- _Exercise task_
Search the listing for the string "text" and copy every line that contains it.

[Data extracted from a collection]
((

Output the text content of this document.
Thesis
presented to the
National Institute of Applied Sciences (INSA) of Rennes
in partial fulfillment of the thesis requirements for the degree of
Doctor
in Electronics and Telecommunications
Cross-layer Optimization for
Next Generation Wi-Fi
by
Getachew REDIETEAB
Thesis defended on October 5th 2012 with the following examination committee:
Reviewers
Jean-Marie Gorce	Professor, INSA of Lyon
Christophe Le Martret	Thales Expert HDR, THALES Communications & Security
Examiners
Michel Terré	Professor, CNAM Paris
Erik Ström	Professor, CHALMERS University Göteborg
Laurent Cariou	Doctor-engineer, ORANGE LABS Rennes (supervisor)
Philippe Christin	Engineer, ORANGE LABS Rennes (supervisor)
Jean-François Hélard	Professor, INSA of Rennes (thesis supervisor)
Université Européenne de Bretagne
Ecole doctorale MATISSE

))
((

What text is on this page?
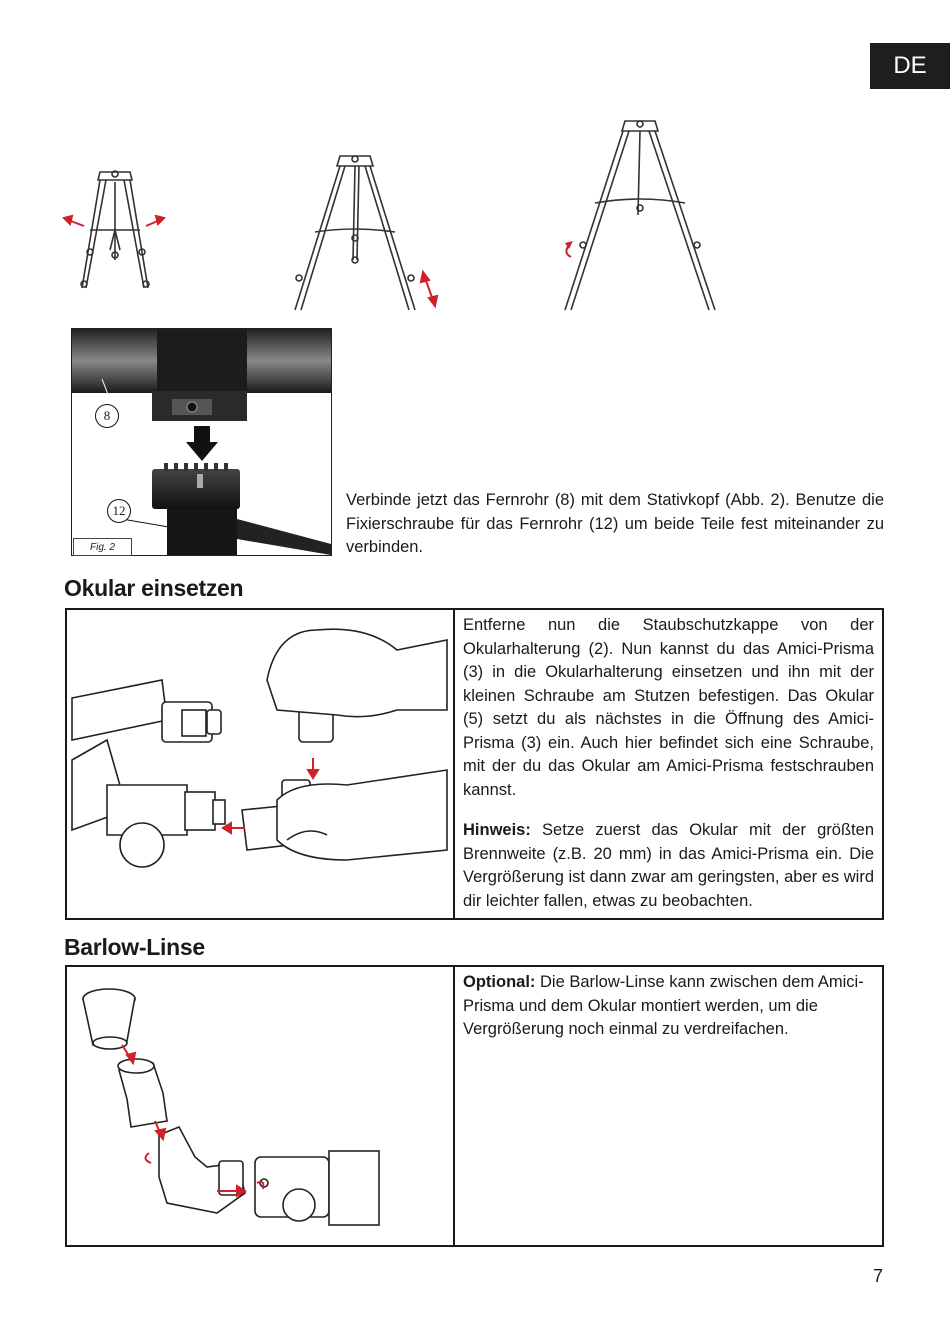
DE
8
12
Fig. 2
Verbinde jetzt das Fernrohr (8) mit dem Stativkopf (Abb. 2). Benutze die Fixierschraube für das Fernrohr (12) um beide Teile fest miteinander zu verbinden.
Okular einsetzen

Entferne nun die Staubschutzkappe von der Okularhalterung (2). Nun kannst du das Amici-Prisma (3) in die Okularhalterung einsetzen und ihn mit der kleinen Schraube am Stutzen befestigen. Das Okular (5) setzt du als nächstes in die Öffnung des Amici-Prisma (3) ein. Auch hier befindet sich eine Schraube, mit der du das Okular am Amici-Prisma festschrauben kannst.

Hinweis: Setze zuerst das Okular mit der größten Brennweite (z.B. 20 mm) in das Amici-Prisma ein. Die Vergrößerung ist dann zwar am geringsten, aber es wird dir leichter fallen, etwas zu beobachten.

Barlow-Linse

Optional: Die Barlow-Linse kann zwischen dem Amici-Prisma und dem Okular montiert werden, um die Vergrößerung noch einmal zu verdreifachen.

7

))

- _Output below_
Output the text content of this document.
What text is on this page?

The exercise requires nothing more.